--- Begin Extracted data ---

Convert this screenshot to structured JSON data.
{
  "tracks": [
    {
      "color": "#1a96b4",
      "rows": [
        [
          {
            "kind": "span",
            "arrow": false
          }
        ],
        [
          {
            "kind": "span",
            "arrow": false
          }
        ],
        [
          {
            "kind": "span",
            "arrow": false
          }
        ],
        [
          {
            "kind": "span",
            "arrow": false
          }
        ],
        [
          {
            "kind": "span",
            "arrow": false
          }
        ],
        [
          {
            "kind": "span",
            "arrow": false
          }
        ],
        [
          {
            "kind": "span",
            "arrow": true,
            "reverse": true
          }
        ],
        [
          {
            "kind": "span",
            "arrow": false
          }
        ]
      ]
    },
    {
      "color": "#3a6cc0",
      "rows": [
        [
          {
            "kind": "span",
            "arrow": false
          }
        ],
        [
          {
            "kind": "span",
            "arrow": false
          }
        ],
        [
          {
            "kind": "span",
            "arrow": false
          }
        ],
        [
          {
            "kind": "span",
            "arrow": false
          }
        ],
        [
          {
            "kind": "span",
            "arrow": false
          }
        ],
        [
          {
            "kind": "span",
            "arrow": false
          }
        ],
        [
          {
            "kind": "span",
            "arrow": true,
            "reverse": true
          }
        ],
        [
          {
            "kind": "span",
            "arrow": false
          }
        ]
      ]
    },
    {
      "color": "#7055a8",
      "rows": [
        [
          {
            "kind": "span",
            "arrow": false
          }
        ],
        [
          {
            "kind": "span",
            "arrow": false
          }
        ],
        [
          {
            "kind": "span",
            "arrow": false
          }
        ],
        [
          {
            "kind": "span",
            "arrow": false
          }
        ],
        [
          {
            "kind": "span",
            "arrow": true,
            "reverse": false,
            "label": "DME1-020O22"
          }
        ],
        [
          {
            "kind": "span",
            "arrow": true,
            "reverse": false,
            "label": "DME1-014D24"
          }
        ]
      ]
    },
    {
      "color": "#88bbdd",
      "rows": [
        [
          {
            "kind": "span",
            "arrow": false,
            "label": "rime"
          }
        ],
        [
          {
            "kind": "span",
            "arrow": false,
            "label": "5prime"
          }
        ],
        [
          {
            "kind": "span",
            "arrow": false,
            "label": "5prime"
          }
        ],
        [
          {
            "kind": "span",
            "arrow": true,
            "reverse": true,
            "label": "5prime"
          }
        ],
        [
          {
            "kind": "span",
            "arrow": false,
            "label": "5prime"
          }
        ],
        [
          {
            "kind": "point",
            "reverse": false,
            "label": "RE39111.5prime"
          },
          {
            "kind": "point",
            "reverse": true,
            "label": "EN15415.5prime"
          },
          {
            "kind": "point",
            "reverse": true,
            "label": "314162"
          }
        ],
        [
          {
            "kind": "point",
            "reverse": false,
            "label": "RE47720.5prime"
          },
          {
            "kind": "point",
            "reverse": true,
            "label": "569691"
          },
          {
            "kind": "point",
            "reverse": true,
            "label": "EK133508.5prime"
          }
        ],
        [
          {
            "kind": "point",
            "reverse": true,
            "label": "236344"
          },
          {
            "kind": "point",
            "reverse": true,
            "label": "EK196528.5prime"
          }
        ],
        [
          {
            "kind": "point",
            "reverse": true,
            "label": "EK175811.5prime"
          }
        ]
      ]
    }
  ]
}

--- End Extracted data ---

**What the task asks:**
Restate all of the entries exactly, please.

**Correct answer:**
Convert this screenshot to structured JSON data.
{
  "tracks": [
    {
      "color": "#1a96b4",
      "rows": [
        [
          {
            "kind": "span",
            "arrow": false
          }
        ],
        [
          {
            "kind": "span",
            "arrow": false
          }
        ],
        [
          {
            "kind": "span",
            "arrow": false
          }
        ],
        [
          {
            "kind": "span",
            "arrow": false
          }
        ],
        [
          {
            "kind": "span",
            "arrow": false
          }
        ],
        [
          {
            "kind": "span",
            "arrow": false
          }
        ],
        [
          {
            "kind": "span",
            "arrow": true,
            "reverse": true
          }
        ],
        [
          {
            "kind": "span",
            "arrow": false
          }
        ]
      ]
    },
    {
      "color": "#3a6cc0",
      "rows": [
        [
          {
            "kind": "span",
            "arrow": false
          }
        ],
        [
          {
            "kind": "span",
            "arrow": false
          }
        ],
        [
          {
            "kind": "span",
            "arrow": false
          }
        ],
        [
          {
            "kind": "span",
            "arrow": false
          }
        ],
        [
          {
            "kind": "span",
            "arrow": false
          }
        ],
        [
          {
            "kind": "span",
            "arrow": false
          }
        ],
        [
          {
            "kind": "span",
            "arrow": true,
            "reverse": true
          }
        ],
        [
          {
            "kind": "span",
            "arrow": false
          }
        ]
      ]
    },
    {
      "color": "#7055a8",
      "rows": [
        [
          {
            "kind": "span",
            "arrow": false
          }
        ],
        [
          {
            "kind": "span",
            "arrow": false
          }
        ],
        [
          {
            "kind": "span",
            "arrow": false
          }
        ],
        [
          {
            "kind": "span",
            "arrow": false
          }
        ],
        [
          {
            "kind": "span",
            "arrow": true,
            "reverse": false,
            "label": "DME1-020O22"
          }
        ],
        [
          {
            "kind": "span",
            "arrow": true,
            "reverse": false,
            "label": "DME1-014D24"
          }
        ]
      ]
    },
    {
      "color": "#88bbdd",
      "rows": [
        [
          {
            "kind": "span",
            "arrow": false,
            "label": "rime"
          }
        ],
        [
          {
            "kind": "span",
            "arrow": false,
            "label": "5prime"
          }
        ],
        [
          {
            "kind": "span",
            "arrow": false,
            "label": "5prime"
          }
        ],
        [
          {
            "kind": "span",
            "arrow": true,
            "reverse": true,
            "label": "5prime"
          }
        ],
        [
          {
            "kind": "span",
            "arrow": false,
            "label": "5prime"
          }
        ],
        [
          {
            "kind": "point",
            "reverse": false,
            "label": "RE39111.5prime"
          },
          {
            "kind": "point",
            "reverse": true,
            "label": "EN15415.5prime"
          },
          {
            "kind": "point",
            "reverse": true,
            "label": "314162"
          }
        ],
        [
          {
            "kind": "point",
            "reverse": false,
            "label": "RE47720.5prime"
          },
          {
            "kind": "point",
            "reverse": true,
            "label": "569691"
          },
          {
            "kind": "point",
            "reverse": true,
            "label": "EK133508.5prime"
          }
        ],
        [
          {
            "kind": "point",
            "reverse": true,
            "label": "236344"
          },
          {
            "kind": "point",
            "reverse": true,
            "label": "EK196528.5prime"
          }
        ],
        [
          {
            "kind": "point",
            "reverse": true,
            "label": "EK175811.5prime"
          }
        ]
      ]
    }
  ]
}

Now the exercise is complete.